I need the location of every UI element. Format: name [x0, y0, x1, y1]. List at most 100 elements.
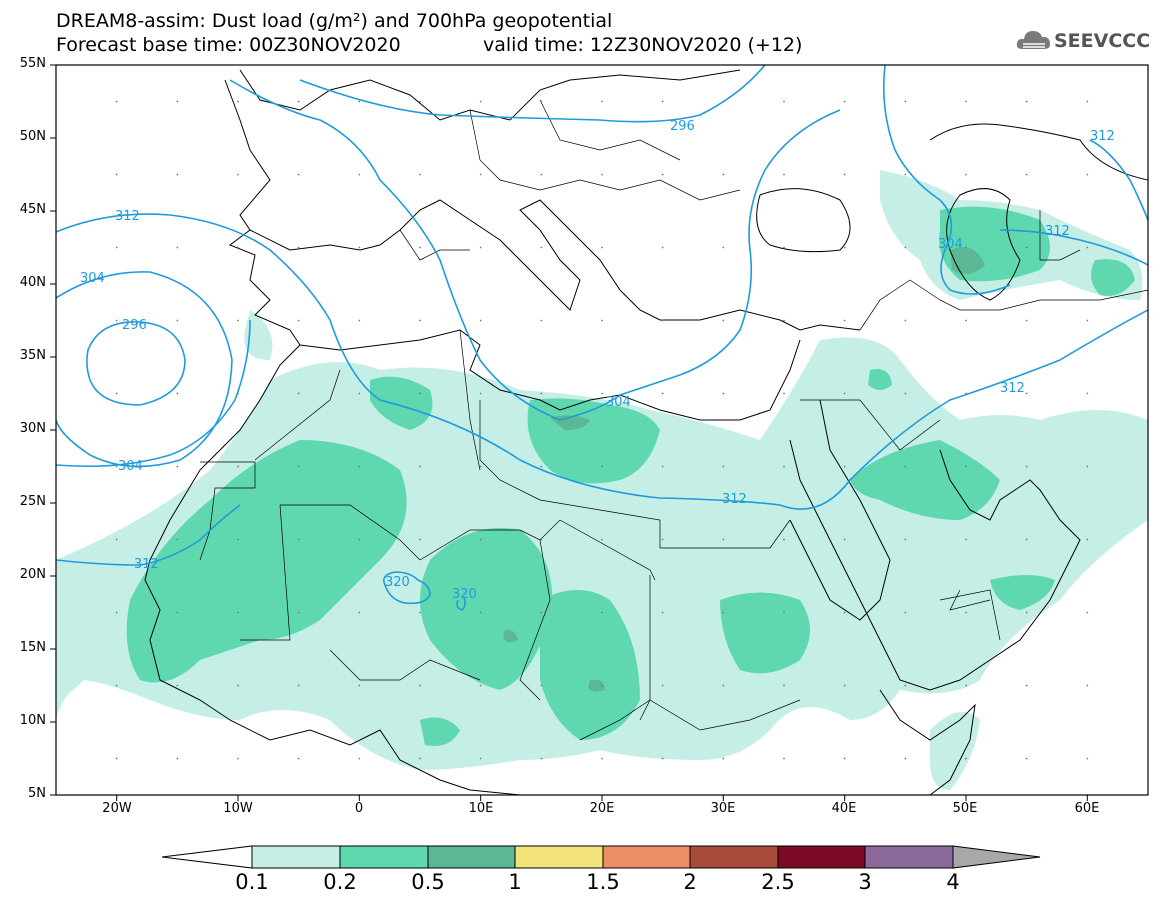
grid-dot — [1025, 392, 1028, 395]
colorbar-label: 0.1 — [235, 870, 269, 894]
grid-dot — [237, 611, 239, 614]
grid-dot — [419, 684, 421, 687]
grid-dot — [1086, 173, 1089, 176]
contour-label: 320 — [385, 575, 410, 590]
grid-dot — [358, 465, 361, 468]
grid-dot — [115, 173, 118, 176]
grid-dot — [1086, 611, 1089, 614]
grid-dot — [540, 684, 543, 687]
colorbar-box — [251, 845, 341, 869]
contour-label: 312 — [1090, 129, 1115, 144]
grid-dot — [722, 100, 725, 103]
grid-dot — [358, 392, 361, 395]
valid-time: valid time: 12Z30NOV2020 (+12) — [483, 34, 803, 56]
grid-dot — [1086, 538, 1089, 541]
grid-dot — [479, 757, 482, 760]
grid-dot — [722, 611, 725, 614]
grid-dot — [843, 100, 846, 103]
grid-dot — [965, 611, 967, 614]
grid-dot — [843, 173, 846, 176]
grid-dot — [904, 611, 907, 614]
grid-dot — [358, 538, 361, 541]
grid-dot — [115, 611, 118, 614]
grid-dot — [1086, 684, 1089, 687]
grid-dot — [843, 465, 846, 468]
grid-dot — [904, 100, 907, 103]
grid-dot — [419, 611, 421, 614]
grid-dot — [479, 392, 482, 395]
grid-dot — [1086, 465, 1089, 468]
lon-label: 60E — [1074, 801, 1100, 816]
grid-dot — [358, 246, 361, 249]
grid-dot — [419, 392, 421, 395]
grid-dot — [722, 319, 725, 322]
grid-dot — [358, 100, 361, 103]
grid-dot — [661, 757, 664, 760]
grid-dot — [661, 392, 664, 395]
grid-dot — [843, 611, 846, 614]
grid-dots — [115, 100, 1089, 760]
grid-dot — [540, 100, 543, 103]
grid-dot — [540, 757, 543, 760]
grid-dot — [297, 611, 300, 614]
colorbar-label: 2 — [683, 870, 697, 894]
grid-dot — [722, 173, 725, 176]
grid-dot — [419, 538, 421, 541]
grid-dot — [479, 173, 482, 176]
forecast-base-time: Forecast base time: 00Z30NOV2020 — [56, 34, 401, 56]
grid-dot — [540, 319, 543, 322]
map-title: DREAM8-assim: Dust load (g/m²) and 700hP… — [56, 10, 613, 32]
lon-label: 20W — [102, 801, 132, 816]
grid-dot — [297, 100, 300, 103]
geopotential-contours — [56, 65, 1148, 611]
grid-dot — [1086, 319, 1089, 322]
grid-dot — [297, 684, 300, 687]
grid-dot — [843, 319, 846, 322]
grid-dot — [115, 100, 118, 103]
grid-dot — [479, 465, 482, 468]
grid-dot — [297, 246, 300, 249]
grid-dot — [1086, 246, 1089, 249]
lat-label: 40N — [19, 275, 46, 290]
grid-dot — [904, 246, 907, 249]
grid-dot — [601, 538, 603, 541]
grid-dot — [358, 319, 361, 322]
grid-dot — [601, 465, 603, 468]
grid-dot — [904, 684, 907, 687]
contour-label: 296 — [670, 119, 695, 134]
grid-dot — [783, 100, 785, 103]
grid-dot — [176, 757, 179, 760]
contour-label: 304 — [606, 395, 631, 410]
lat-label: 30N — [19, 421, 46, 436]
contour-label: 304 — [80, 271, 105, 286]
grid-dot — [783, 392, 785, 395]
grid-dot — [965, 465, 967, 468]
grid-dot — [661, 611, 664, 614]
contour-label: 312 — [1045, 224, 1070, 239]
grid-dot — [1086, 100, 1089, 103]
grid-dot — [115, 246, 118, 249]
grid-dot — [843, 757, 846, 760]
grid-dot — [115, 684, 118, 687]
grid-dot — [661, 465, 664, 468]
grid-dot — [115, 538, 118, 541]
grid-dot — [297, 465, 300, 468]
grid-dot — [783, 538, 785, 541]
grid-dot — [237, 319, 239, 322]
grid-dot — [479, 100, 482, 103]
grid-dot — [843, 684, 846, 687]
grid-dot — [783, 684, 785, 687]
grid-dot — [176, 465, 179, 468]
colorbar-label: 0.2 — [323, 870, 357, 894]
lat-label: 55N — [19, 56, 46, 71]
grid-dot — [176, 392, 179, 395]
grid-dot — [1025, 100, 1028, 103]
grid-dot — [297, 538, 300, 541]
lat-label: 35N — [19, 348, 46, 363]
grid-dot — [843, 246, 846, 249]
grid-dot — [176, 538, 179, 541]
grid-dot — [1025, 465, 1028, 468]
grid-dot — [297, 173, 300, 176]
grid-dot — [783, 173, 785, 176]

▬▬▬▬▬▬

• [Goal]
Could you extract every line from the records above, character for character, but leave out the pictures?

• [The result]
I need the location of every UI element. Format: name [x0, y0, x1, y1]. List at most 100 elements.
grid-dot — [1025, 392, 1028, 395]
colorbar-label: 0.1 — [235, 870, 269, 894]
grid-dot — [237, 611, 239, 614]
grid-dot — [419, 684, 421, 687]
grid-dot — [1086, 173, 1089, 176]
contour-label: 320 — [385, 575, 410, 590]
grid-dot — [358, 465, 361, 468]
grid-dot — [115, 173, 118, 176]
grid-dot — [1086, 611, 1089, 614]
grid-dot — [540, 684, 543, 687]
colorbar-box — [251, 845, 341, 869]
contour-label: 312 — [1090, 129, 1115, 144]
grid-dot — [722, 100, 725, 103]
grid-dot — [358, 392, 361, 395]
valid-time: valid time: 12Z30NOV2020 (+12) — [483, 34, 803, 56]
grid-dot — [1086, 538, 1089, 541]
grid-dot — [479, 757, 482, 760]
grid-dot — [722, 611, 725, 614]
grid-dot — [843, 100, 846, 103]
grid-dot — [965, 611, 967, 614]
grid-dot — [843, 173, 846, 176]
grid-dot — [904, 611, 907, 614]
grid-dot — [358, 538, 361, 541]
grid-dot — [115, 611, 118, 614]
grid-dot — [1086, 684, 1089, 687]
grid-dot — [843, 465, 846, 468]
grid-dot — [904, 100, 907, 103]
grid-dot — [419, 611, 421, 614]
grid-dot — [479, 392, 482, 395]
grid-dot — [1086, 465, 1089, 468]
lon-label: 60E — [1074, 801, 1100, 816]
grid-dot — [358, 246, 361, 249]
grid-dot — [419, 392, 421, 395]
grid-dot — [722, 319, 725, 322]
grid-dot — [358, 100, 361, 103]
grid-dot — [661, 757, 664, 760]
grid-dot — [661, 392, 664, 395]
grid-dot — [843, 611, 846, 614]
grid-dots — [115, 100, 1089, 760]
grid-dot — [540, 100, 543, 103]
grid-dot — [540, 757, 543, 760]
grid-dot — [297, 611, 300, 614]
colorbar-label: 2 — [683, 870, 697, 894]
grid-dot — [722, 173, 725, 176]
grid-dot — [419, 538, 421, 541]
grid-dot — [479, 173, 482, 176]
forecast-base-time: Forecast base time: 00Z30NOV2020 — [56, 34, 401, 56]
grid-dot — [540, 319, 543, 322]
map-title: DREAM8-assim: Dust load (g/m²) and 700hP… — [56, 10, 613, 32]
lon-label: 20W — [102, 801, 132, 816]
grid-dot — [297, 100, 300, 103]
geopotential-contours — [56, 65, 1148, 611]
grid-dot — [1086, 319, 1089, 322]
grid-dot — [297, 684, 300, 687]
grid-dot — [843, 319, 846, 322]
grid-dot — [115, 100, 118, 103]
grid-dot — [479, 465, 482, 468]
grid-dot — [297, 246, 300, 249]
grid-dot — [1086, 246, 1089, 249]
lat-label: 40N — [19, 275, 46, 290]
grid-dot — [904, 246, 907, 249]
grid-dot — [601, 538, 603, 541]
grid-dot — [358, 319, 361, 322]
grid-dot — [601, 465, 603, 468]
grid-dot — [904, 684, 907, 687]
contour-label: 296 — [670, 119, 695, 134]
grid-dot — [783, 100, 785, 103]
grid-dot — [176, 757, 179, 760]
contour-label: 304 — [606, 395, 631, 410]
lat-label: 30N — [19, 421, 46, 436]
contour-label: 304 — [80, 271, 105, 286]
grid-dot — [783, 392, 785, 395]
grid-dot — [965, 465, 967, 468]
grid-dot — [661, 611, 664, 614]
contour-label: 312 — [1045, 224, 1070, 239]
grid-dot — [1086, 100, 1089, 103]
grid-dot — [115, 246, 118, 249]
grid-dot — [843, 757, 846, 760]
grid-dot — [115, 684, 118, 687]
grid-dot — [661, 465, 664, 468]
grid-dot — [115, 538, 118, 541]
grid-dot — [297, 465, 300, 468]
grid-dot — [783, 538, 785, 541]
grid-dot — [237, 319, 239, 322]
grid-dot — [479, 100, 482, 103]
grid-dot — [843, 684, 846, 687]
grid-dot — [783, 684, 785, 687]
grid-dot — [176, 465, 179, 468]
colorbar-label: 0.2 — [323, 870, 357, 894]
lat-label: 55N — [19, 56, 46, 71]
grid-dot — [176, 392, 179, 395]
grid-dot — [1025, 100, 1028, 103]
grid-dot — [297, 538, 300, 541]
lat-label: 35N — [19, 348, 46, 363]
grid-dot — [843, 246, 846, 249]
grid-dot — [176, 538, 179, 541]
grid-dot — [1025, 465, 1028, 468]
grid-dot — [297, 173, 300, 176]
grid-dot — [783, 173, 785, 176]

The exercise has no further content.